Exercise description:
The lines to extract start at the one containing "Give me the" and end with the last line; give them exactly and nothing more.

Data excerpts:

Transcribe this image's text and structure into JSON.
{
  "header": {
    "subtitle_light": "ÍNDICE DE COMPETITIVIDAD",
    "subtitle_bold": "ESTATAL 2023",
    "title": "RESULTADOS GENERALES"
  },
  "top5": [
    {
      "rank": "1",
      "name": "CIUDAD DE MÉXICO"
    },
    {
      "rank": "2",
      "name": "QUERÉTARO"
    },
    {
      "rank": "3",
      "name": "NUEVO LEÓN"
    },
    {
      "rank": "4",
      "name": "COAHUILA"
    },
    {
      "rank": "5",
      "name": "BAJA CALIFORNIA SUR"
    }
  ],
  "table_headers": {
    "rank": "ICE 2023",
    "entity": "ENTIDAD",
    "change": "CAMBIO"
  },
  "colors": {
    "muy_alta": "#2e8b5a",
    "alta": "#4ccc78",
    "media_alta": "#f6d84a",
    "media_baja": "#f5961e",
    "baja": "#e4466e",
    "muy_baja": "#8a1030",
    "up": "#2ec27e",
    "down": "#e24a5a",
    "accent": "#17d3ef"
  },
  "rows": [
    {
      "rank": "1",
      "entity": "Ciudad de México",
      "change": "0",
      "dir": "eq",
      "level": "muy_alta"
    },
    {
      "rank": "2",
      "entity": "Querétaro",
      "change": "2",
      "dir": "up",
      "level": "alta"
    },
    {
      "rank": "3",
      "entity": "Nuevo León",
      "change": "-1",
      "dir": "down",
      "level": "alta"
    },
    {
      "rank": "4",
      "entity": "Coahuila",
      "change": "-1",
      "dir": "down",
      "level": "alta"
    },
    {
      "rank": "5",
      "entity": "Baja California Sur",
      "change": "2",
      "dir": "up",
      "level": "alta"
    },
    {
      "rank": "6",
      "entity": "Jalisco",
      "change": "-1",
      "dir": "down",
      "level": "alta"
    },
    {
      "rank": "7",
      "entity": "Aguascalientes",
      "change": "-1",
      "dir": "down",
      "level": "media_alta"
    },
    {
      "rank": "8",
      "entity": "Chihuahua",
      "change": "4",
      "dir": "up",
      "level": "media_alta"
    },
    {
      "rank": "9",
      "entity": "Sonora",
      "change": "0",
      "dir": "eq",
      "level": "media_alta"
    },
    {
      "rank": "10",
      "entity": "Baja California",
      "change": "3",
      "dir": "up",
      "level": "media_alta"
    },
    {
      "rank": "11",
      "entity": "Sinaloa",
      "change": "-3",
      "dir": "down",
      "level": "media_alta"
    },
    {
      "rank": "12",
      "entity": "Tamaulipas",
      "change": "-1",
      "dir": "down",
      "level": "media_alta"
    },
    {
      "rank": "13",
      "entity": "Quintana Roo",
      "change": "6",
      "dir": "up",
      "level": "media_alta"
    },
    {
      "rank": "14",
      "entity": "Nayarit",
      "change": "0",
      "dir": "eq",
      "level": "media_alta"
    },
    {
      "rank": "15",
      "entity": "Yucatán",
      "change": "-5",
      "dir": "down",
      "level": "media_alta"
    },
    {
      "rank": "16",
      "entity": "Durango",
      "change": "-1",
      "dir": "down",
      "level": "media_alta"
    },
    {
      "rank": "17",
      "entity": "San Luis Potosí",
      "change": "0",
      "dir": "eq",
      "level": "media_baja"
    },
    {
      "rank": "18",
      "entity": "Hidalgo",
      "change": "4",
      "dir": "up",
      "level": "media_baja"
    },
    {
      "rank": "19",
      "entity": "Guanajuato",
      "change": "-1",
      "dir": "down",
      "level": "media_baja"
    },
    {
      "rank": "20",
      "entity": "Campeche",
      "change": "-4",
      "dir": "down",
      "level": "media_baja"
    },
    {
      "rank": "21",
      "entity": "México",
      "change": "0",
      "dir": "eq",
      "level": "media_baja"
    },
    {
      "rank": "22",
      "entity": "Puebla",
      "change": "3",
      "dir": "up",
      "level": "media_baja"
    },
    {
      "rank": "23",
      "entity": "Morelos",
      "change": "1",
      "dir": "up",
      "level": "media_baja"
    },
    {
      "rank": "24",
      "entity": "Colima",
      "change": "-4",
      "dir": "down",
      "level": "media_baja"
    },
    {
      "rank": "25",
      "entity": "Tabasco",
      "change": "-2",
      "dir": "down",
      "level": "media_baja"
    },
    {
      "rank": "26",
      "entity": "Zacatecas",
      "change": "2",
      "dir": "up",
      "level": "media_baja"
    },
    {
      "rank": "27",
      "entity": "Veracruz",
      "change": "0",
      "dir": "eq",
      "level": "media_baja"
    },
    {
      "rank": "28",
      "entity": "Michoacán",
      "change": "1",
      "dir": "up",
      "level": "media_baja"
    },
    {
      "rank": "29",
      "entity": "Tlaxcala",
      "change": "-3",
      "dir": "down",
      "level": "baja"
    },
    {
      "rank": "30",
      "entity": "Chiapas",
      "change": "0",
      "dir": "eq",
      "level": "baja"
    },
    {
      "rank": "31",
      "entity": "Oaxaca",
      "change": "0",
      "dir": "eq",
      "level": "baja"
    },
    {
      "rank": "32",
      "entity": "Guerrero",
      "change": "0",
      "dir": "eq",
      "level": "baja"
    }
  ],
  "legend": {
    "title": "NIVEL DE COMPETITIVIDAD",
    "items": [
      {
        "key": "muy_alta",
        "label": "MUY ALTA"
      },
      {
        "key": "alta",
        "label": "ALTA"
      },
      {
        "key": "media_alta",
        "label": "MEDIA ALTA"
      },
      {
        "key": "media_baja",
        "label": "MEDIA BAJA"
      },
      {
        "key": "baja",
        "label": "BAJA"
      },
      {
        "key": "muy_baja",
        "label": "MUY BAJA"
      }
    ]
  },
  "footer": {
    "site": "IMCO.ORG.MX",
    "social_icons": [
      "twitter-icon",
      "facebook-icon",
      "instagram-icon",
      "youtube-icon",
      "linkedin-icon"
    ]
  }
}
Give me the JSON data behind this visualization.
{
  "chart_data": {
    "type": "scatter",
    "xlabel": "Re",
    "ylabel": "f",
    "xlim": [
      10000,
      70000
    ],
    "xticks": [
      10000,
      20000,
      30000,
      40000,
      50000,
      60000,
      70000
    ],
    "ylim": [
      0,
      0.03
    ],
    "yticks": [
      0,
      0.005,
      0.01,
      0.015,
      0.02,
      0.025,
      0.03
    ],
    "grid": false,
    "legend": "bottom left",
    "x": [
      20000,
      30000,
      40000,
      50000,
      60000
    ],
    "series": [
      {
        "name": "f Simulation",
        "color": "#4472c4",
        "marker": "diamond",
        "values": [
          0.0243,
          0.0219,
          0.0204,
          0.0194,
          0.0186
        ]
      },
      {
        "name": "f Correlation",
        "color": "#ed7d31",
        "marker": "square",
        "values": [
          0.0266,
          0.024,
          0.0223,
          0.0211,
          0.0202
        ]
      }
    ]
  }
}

Expected answer:
Give me the JSON data behind this visualization.
{
  "chart_data": {
    "type": "scatter",
    "xlabel": "Re",
    "ylabel": "f",
    "xlim": [
      10000,
      70000
    ],
    "xticks": [
      10000,
      20000,
      30000,
      40000,
      50000,
      60000,
      70000
    ],
    "ylim": [
      0,
      0.03
    ],
    "yticks": [
      0,
      0.005,
      0.01,
      0.015,
      0.02,
      0.025,
      0.03
    ],
    "grid": false,
    "legend": "bottom left",
    "x": [
      20000,
      30000,
      40000,
      50000,
      60000
    ],
    "series": [
      {
        "name": "f Simulation",
        "color": "#4472c4",
        "marker": "diamond",
        "values": [
          0.0243,
          0.0219,
          0.0204,
          0.0194,
          0.0186
        ]
      },
      {
        "name": "f Correlation",
        "color": "#ed7d31",
        "marker": "square",
        "values": [
          0.0266,
          0.024,
          0.0223,
          0.0211,
          0.0202
        ]
      }
    ]
  }
}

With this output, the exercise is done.